## TASK TO COMPLETE
Exactly transcribe the span of lines from the one containing "Output a JSON" through the final line of the entries, inclusive, and nothing outside it. Exclude the pictures.

^^^^^^^^

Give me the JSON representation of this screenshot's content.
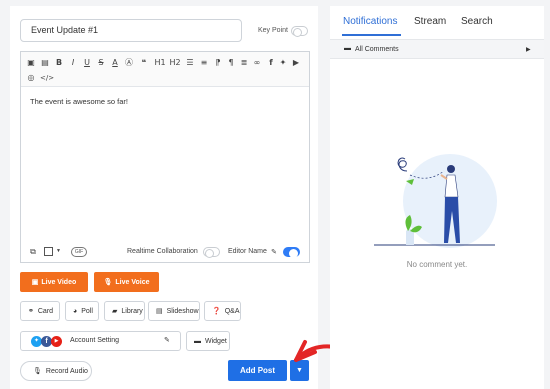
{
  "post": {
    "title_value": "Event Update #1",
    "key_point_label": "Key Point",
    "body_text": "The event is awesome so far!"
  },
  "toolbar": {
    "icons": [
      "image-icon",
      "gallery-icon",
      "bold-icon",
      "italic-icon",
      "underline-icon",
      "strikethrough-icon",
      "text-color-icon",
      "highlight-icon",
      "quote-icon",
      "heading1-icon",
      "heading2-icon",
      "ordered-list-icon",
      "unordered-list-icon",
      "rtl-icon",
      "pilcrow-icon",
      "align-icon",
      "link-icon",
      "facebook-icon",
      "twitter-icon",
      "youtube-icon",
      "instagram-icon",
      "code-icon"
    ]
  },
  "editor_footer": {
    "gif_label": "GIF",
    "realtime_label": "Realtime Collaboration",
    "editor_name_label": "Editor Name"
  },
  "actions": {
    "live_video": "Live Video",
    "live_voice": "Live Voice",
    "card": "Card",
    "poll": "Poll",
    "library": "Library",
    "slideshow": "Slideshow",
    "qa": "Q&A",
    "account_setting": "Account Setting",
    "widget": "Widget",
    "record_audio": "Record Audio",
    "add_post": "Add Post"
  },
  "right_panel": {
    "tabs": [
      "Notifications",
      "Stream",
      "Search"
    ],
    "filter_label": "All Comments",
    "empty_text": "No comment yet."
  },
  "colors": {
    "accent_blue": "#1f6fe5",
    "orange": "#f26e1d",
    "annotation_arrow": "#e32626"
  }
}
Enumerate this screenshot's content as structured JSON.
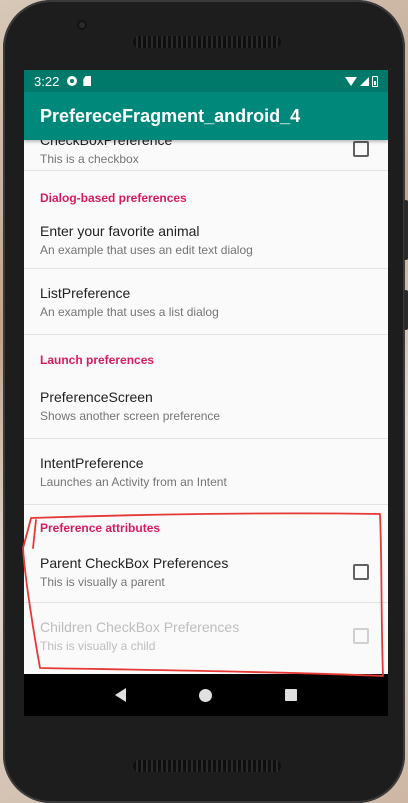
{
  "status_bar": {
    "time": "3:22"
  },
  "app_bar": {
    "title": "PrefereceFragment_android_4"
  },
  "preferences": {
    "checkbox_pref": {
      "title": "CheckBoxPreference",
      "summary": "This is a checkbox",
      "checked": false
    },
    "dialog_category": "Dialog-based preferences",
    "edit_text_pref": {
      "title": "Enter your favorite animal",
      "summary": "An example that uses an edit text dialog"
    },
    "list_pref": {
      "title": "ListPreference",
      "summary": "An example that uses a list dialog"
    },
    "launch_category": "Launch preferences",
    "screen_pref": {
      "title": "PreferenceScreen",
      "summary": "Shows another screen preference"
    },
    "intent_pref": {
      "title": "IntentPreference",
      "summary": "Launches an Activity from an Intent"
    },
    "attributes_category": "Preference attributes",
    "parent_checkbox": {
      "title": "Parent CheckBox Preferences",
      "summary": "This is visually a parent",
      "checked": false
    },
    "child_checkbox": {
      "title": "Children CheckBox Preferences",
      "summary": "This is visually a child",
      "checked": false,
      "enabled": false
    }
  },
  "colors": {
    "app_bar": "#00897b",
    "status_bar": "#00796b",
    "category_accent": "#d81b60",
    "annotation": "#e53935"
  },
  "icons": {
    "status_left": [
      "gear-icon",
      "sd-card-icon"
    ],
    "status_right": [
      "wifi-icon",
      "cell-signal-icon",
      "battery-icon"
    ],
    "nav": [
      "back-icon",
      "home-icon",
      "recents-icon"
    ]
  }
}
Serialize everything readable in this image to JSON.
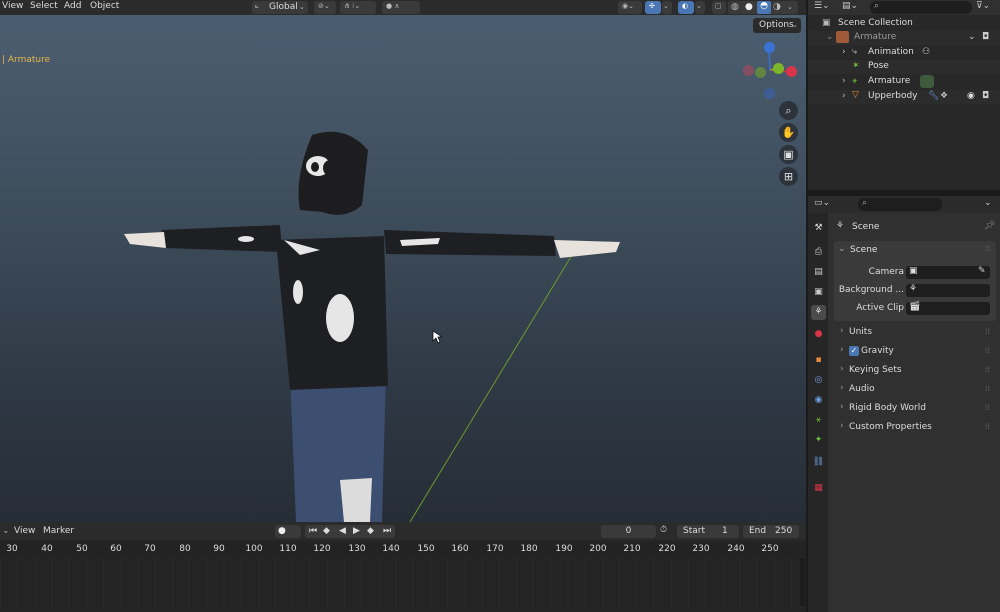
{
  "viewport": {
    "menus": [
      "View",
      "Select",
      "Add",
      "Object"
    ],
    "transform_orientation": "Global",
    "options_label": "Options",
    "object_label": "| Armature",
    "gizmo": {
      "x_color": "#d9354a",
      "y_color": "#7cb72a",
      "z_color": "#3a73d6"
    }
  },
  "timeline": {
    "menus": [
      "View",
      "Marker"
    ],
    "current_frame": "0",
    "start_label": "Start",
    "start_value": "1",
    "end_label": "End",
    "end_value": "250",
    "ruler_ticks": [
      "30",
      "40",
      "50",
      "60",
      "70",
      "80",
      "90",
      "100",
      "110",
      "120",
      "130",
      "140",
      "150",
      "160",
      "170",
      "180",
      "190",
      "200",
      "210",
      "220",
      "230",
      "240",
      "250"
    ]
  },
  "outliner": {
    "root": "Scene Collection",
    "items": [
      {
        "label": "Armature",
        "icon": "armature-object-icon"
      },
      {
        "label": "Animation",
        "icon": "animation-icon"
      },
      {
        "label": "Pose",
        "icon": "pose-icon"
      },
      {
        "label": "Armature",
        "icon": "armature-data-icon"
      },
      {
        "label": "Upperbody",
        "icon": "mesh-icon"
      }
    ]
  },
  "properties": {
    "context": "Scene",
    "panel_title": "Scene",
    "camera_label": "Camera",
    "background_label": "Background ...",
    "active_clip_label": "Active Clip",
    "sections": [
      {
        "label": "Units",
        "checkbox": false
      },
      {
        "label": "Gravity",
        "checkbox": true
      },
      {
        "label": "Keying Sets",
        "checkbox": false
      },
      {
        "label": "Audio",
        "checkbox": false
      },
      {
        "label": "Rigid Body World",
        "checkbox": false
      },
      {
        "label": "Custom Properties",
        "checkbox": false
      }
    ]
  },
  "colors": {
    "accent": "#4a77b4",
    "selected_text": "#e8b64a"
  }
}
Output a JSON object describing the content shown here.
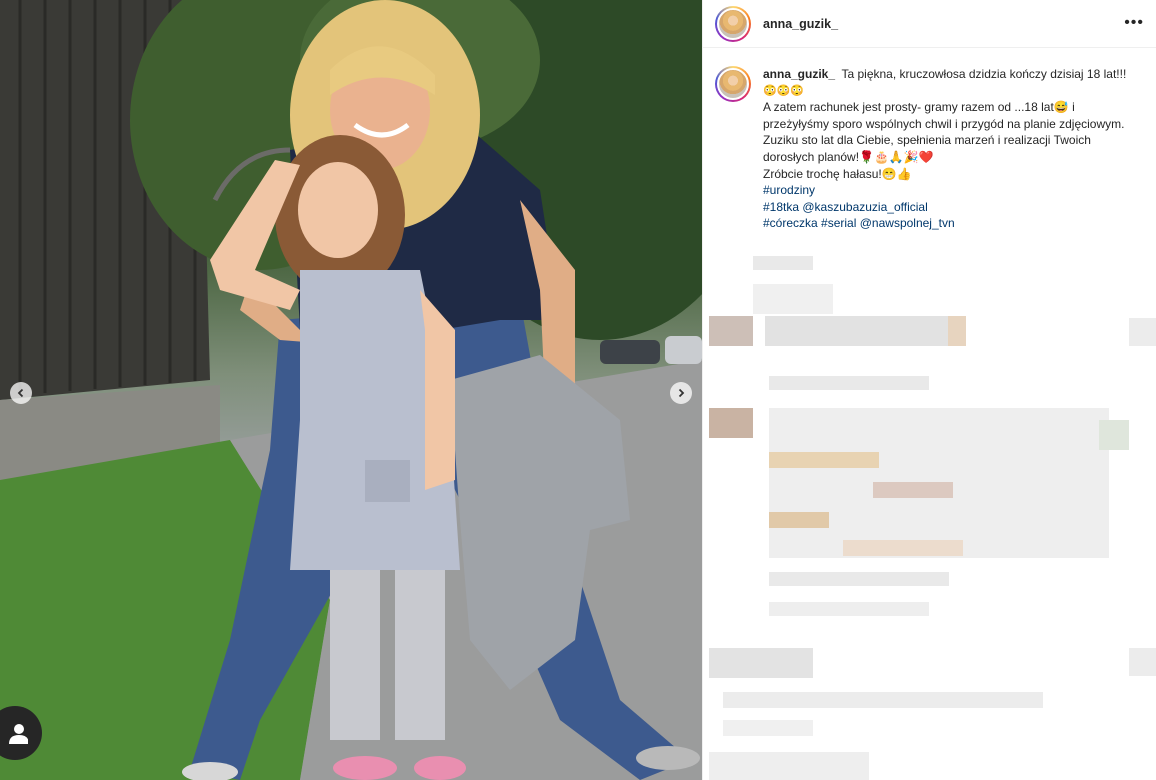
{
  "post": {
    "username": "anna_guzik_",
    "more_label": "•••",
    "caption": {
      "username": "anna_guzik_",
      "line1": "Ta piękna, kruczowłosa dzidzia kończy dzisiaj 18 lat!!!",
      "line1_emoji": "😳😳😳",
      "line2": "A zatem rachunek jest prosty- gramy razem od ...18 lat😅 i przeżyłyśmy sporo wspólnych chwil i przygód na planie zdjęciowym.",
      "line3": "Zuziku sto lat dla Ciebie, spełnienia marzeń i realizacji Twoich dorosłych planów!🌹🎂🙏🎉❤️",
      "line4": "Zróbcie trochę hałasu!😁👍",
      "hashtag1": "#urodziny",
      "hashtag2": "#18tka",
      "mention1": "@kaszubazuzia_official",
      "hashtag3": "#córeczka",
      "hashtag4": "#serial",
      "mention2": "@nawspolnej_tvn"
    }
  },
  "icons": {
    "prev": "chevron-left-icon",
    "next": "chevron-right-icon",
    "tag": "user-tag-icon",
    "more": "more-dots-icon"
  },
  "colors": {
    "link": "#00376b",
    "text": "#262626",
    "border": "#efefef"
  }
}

^^^^^^^^

## SOLUTION FOR THIS PROBLEM
Output a JSON object describing the content shown here.
{
  "post": {
    "username": "anna_guzik_",
    "more_label": "•••",
    "caption": {
      "username": "anna_guzik_",
      "line1": "Ta piękna, kruczowłosa dzidzia kończy dzisiaj 18 lat!!!",
      "line1_emoji": "😳😳😳",
      "line2": "A zatem rachunek jest prosty- gramy razem od ...18 lat😅 i przeżyłyśmy sporo wspólnych chwil i przygód na planie zdjęciowym.",
      "line3": "Zuziku sto lat dla Ciebie, spełnienia marzeń i realizacji Twoich dorosłych planów!🌹🎂🙏🎉❤️",
      "line4": "Zróbcie trochę hałasu!😁👍",
      "hashtag1": "#urodziny",
      "hashtag2": "#18tka",
      "mention1": "@kaszubazuzia_official",
      "hashtag3": "#córeczka",
      "hashtag4": "#serial",
      "mention2": "@nawspolnej_tvn"
    }
  },
  "icons": {
    "prev": "chevron-left-icon",
    "next": "chevron-right-icon",
    "tag": "user-tag-icon",
    "more": "more-dots-icon"
  },
  "colors": {
    "link": "#00376b",
    "text": "#262626",
    "border": "#efefef"
  }
}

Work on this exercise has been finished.